▶ EXERCISE: Give the lines of the material starting at the line that contains "For every button, label, input, icon, or" and ending at the line that contains "184, 95, 211]" as a JSON list of strings, one string per line, with blank lines omitted.

[Collected data entries]
----
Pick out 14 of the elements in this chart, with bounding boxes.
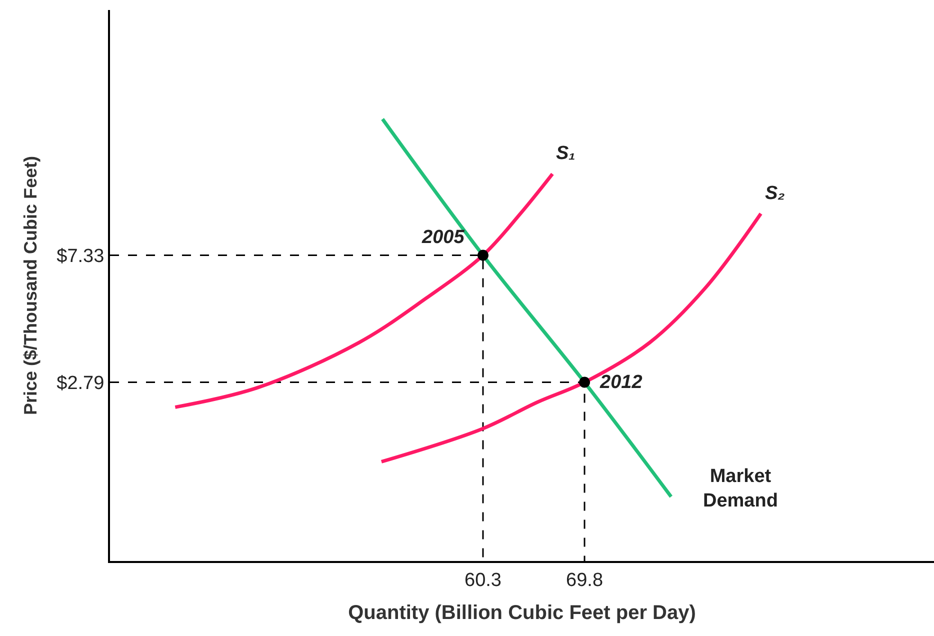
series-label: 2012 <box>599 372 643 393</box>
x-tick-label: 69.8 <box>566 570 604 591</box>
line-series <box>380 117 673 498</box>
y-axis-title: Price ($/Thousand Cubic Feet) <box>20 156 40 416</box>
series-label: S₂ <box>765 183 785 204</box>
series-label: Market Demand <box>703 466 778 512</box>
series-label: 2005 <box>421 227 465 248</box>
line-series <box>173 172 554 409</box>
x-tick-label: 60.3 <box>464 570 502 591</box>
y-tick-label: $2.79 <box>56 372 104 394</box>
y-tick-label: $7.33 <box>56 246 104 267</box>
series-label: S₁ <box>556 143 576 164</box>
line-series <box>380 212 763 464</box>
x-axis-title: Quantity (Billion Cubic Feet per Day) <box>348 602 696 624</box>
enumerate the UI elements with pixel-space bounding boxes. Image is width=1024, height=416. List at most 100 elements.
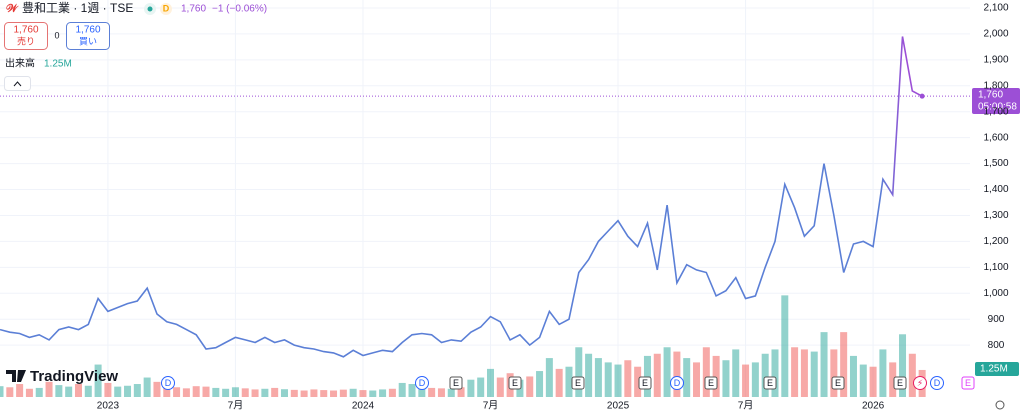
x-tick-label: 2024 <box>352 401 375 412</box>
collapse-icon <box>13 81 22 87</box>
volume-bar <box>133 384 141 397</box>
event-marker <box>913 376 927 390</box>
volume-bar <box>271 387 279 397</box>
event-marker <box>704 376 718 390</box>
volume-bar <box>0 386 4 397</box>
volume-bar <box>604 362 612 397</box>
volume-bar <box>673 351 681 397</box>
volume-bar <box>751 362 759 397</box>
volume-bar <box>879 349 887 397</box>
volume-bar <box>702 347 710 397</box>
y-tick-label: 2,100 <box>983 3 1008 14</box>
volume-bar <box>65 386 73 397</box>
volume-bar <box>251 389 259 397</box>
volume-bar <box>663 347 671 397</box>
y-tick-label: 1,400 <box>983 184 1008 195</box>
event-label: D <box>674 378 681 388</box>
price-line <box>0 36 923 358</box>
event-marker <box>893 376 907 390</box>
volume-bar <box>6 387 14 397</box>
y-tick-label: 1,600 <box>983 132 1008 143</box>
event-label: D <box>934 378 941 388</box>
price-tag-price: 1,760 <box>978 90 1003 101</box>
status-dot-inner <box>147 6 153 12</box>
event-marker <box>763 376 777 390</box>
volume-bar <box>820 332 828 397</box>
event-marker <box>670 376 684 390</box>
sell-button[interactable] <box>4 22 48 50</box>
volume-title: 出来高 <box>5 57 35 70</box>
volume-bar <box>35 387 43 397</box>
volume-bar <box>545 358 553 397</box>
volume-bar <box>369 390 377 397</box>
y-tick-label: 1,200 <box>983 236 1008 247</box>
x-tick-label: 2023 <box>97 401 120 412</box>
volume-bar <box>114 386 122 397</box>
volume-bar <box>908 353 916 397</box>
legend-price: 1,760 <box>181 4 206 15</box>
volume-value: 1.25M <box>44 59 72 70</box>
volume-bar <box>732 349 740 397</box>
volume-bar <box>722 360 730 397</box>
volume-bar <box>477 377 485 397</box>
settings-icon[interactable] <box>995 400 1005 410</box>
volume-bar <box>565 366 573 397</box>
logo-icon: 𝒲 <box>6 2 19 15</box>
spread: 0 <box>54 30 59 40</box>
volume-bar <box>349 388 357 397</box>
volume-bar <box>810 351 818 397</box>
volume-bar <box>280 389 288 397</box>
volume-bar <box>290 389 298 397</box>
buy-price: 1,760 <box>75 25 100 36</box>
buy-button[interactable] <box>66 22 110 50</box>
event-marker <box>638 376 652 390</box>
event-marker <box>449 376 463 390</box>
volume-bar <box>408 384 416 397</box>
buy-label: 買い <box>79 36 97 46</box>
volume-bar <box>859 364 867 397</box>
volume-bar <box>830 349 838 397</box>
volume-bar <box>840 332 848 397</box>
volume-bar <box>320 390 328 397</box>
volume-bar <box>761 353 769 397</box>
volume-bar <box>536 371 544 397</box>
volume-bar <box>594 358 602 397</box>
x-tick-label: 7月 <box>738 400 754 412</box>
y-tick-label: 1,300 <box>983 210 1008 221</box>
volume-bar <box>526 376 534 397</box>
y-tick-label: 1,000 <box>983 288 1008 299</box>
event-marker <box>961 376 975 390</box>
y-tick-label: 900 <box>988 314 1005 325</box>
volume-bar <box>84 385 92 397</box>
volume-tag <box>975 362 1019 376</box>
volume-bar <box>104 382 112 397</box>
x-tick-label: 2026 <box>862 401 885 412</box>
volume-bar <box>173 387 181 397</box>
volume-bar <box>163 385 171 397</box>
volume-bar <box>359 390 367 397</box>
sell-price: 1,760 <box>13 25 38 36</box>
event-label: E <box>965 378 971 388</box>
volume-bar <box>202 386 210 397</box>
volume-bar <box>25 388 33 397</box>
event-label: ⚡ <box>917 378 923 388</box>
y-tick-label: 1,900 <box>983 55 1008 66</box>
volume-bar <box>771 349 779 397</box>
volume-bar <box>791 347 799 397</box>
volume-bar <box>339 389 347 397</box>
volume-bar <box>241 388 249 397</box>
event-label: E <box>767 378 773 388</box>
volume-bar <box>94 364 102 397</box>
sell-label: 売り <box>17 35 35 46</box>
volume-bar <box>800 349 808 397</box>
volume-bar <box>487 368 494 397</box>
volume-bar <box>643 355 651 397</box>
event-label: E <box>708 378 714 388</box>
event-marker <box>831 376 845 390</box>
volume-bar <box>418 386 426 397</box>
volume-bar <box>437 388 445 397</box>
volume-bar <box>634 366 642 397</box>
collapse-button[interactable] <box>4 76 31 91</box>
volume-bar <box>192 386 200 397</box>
----
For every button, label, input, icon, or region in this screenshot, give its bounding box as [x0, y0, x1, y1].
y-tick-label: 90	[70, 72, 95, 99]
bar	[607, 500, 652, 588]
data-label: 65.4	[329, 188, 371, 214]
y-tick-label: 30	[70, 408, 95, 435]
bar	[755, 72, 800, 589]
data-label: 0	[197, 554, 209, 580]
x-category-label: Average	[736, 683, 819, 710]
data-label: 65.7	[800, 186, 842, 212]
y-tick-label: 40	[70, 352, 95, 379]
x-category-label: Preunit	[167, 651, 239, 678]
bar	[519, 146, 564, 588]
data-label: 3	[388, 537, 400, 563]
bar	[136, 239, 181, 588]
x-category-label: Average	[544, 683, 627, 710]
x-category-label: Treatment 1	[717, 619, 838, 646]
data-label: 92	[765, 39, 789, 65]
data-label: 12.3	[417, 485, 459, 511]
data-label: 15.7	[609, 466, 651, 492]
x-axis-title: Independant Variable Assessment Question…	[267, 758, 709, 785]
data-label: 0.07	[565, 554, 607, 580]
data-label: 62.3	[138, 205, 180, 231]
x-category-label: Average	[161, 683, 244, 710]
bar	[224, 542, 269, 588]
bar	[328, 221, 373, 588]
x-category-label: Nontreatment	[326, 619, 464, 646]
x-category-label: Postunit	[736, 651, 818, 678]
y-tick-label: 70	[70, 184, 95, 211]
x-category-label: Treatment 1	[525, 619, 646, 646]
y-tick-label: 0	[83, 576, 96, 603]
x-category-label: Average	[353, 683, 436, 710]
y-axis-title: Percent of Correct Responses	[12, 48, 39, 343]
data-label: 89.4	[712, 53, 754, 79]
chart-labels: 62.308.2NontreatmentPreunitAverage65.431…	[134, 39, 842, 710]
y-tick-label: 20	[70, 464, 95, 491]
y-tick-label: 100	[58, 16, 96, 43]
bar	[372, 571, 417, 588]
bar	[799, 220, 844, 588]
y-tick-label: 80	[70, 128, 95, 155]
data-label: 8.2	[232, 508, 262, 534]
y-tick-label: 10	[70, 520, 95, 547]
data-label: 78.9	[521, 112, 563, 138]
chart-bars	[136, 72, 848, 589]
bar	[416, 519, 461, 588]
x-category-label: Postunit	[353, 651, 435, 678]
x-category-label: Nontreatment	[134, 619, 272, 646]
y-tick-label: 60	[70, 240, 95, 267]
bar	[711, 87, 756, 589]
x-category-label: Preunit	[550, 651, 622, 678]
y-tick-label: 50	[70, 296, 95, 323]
----
▶ TASK RESPONSE:
[
  "For every button, label, input, icon, or region in this screenshot, give its bounding box as [x0, y0, x1, y1].",
  "y-tick-label: 90\t[70, 72, 95, 99]",
  "bar\t[607, 500, 652, 588]",
  "data-label: 65.4\t[329, 188, 371, 214]",
  "y-tick-label: 30\t[70, 408, 95, 435]",
  "bar\t[755, 72, 800, 589]",
  "data-label: 0\t[197, 554, 209, 580]",
  "x-category-label: Average\t[736, 683, 819, 710]",
  "data-label: 65.7\t[800, 186, 842, 212]",
  "y-tick-label: 40\t[70, 352, 95, 379]",
  "x-category-label: Preunit\t[167, 651, 239, 678]",
  "bar\t[519, 146, 564, 588]",
  "data-label: 3\t[388, 537, 400, 563]",
  "bar\t[136, 239, 181, 588]",
  "x-category-label: Average\t[544, 683, 627, 710]",
  "x-category-label: Treatment 1\t[717, 619, 838, 646]",
  "data-label: 92\t[765, 39, 789, 65]",
  "data-label: 12.3\t[417, 485, 459, 511]",
  "data-label: 15.7\t[609, 466, 651, 492]",
  "x-axis-title: Independant Variable Assessment Question…\t[267, 758, 709, 785]",
  "data-label: 0.07\t[565, 554, 607, 580]",
  "data-label: 62.3\t[138, 205, 180, 231]",
  "x-category-label: Average\t[161, 683, 244, 710]",
  "bar\t[224, 542, 269, 588]",
  "bar\t[328, 221, 373, 588]",
  "x-category-label: Nontreatment\t[326, 619, 464, 646]",
  "x-category-label: Postunit\t[736, 651, 818, 678]",
  "y-tick-label: 70\t[70, 184, 95, 211]"
]